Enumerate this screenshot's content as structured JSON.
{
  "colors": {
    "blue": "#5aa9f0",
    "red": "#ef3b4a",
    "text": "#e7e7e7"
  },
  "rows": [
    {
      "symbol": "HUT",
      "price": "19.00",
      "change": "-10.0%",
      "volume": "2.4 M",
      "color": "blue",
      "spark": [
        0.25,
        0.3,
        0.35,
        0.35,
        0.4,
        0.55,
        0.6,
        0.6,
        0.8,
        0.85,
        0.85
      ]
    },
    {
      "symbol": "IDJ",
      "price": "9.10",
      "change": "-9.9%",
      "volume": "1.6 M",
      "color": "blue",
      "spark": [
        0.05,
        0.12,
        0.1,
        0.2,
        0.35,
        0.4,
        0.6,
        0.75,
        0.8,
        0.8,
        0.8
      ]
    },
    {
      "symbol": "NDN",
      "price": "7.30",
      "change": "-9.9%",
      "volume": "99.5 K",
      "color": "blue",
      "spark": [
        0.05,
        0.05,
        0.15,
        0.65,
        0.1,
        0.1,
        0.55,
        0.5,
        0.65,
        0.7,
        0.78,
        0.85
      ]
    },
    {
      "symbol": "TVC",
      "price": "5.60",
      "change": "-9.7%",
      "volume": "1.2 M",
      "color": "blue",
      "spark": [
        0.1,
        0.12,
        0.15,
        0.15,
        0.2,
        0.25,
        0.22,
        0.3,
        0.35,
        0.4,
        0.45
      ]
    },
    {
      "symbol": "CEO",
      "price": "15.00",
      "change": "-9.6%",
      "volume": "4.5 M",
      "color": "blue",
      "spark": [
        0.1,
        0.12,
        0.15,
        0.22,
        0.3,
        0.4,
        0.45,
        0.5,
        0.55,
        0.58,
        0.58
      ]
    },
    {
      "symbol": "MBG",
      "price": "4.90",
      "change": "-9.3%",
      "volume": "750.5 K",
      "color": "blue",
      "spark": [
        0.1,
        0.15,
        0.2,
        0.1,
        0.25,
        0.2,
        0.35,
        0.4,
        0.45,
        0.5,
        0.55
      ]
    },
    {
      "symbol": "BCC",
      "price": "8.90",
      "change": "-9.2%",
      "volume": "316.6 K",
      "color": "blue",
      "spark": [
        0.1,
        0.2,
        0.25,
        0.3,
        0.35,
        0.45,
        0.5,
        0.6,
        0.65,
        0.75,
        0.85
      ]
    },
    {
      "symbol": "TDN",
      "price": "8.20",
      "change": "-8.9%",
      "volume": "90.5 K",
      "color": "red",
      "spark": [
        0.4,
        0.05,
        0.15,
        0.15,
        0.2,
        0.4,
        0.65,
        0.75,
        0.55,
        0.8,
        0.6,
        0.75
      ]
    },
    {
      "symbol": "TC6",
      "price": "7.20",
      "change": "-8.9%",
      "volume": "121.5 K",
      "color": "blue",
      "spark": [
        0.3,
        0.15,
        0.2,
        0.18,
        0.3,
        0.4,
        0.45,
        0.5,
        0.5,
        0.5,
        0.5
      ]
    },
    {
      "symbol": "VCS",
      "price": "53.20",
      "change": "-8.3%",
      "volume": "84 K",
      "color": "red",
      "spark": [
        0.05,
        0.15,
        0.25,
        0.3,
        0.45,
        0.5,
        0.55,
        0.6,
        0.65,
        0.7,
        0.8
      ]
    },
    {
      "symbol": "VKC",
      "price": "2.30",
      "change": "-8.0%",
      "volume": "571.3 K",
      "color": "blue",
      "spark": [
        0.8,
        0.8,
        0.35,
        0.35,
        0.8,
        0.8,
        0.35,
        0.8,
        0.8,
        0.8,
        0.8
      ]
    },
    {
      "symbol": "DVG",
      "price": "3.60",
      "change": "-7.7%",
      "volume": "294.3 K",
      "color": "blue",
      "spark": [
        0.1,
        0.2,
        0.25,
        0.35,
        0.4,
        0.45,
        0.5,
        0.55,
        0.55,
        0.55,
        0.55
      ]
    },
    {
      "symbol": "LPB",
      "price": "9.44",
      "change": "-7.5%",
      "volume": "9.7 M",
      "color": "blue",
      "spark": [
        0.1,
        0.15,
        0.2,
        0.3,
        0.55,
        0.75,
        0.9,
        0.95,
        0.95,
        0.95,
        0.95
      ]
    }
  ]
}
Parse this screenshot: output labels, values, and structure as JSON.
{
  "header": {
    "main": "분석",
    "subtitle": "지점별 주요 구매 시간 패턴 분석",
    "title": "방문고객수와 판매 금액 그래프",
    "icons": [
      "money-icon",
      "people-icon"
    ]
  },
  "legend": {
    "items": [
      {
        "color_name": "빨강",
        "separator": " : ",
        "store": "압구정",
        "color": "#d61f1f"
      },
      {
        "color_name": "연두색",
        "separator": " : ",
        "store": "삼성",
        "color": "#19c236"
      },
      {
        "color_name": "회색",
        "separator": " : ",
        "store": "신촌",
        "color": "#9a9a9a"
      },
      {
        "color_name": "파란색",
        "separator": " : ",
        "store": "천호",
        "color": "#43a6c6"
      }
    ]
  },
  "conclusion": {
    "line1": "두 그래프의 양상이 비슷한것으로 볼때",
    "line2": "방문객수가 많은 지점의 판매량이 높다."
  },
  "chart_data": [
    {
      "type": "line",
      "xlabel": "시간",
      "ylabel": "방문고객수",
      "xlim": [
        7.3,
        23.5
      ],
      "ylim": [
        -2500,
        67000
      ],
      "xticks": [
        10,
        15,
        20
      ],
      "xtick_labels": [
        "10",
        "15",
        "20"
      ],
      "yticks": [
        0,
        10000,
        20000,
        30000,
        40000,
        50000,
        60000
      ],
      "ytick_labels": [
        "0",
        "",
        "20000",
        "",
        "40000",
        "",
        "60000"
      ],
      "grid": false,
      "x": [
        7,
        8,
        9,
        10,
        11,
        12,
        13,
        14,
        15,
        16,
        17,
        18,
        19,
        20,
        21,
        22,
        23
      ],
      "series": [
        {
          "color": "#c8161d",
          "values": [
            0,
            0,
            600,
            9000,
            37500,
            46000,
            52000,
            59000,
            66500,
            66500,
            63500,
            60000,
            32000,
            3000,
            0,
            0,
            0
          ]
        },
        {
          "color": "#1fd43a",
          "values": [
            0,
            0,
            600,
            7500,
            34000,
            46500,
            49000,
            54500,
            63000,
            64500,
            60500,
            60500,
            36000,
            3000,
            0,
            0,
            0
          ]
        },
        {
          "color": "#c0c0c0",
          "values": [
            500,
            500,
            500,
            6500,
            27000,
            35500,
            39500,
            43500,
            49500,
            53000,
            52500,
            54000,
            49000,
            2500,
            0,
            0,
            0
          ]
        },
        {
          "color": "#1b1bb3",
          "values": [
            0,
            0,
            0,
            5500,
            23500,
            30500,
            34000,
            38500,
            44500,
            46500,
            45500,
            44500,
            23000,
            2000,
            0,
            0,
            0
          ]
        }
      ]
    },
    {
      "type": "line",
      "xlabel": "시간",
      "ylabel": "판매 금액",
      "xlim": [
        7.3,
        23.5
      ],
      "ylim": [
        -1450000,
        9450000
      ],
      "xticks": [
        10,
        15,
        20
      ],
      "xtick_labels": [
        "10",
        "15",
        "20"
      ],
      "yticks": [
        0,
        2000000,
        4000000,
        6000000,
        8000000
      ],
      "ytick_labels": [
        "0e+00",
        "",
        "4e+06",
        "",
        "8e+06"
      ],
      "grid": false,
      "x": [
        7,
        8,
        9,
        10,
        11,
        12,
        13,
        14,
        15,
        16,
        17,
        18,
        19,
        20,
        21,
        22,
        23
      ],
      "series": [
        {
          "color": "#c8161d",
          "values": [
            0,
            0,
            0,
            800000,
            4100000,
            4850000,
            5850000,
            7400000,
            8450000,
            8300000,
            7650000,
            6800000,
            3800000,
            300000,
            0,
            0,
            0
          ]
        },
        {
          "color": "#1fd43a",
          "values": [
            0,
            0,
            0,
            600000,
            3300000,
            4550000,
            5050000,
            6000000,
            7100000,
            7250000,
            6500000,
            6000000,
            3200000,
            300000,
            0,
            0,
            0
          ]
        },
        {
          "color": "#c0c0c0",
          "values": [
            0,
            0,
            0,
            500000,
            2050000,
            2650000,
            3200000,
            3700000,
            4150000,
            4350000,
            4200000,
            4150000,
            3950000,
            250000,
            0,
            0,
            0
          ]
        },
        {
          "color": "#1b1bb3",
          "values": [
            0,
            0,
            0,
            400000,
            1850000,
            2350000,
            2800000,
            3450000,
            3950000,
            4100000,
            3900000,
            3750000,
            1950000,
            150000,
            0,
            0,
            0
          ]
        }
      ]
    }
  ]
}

- Task brief:
Identify all lines in the records above with the word "this".

- Solved problem:
Enumerate this screenshot's content as structured JSON.
Parse this screenshot: output labels, values, and structure as JSON.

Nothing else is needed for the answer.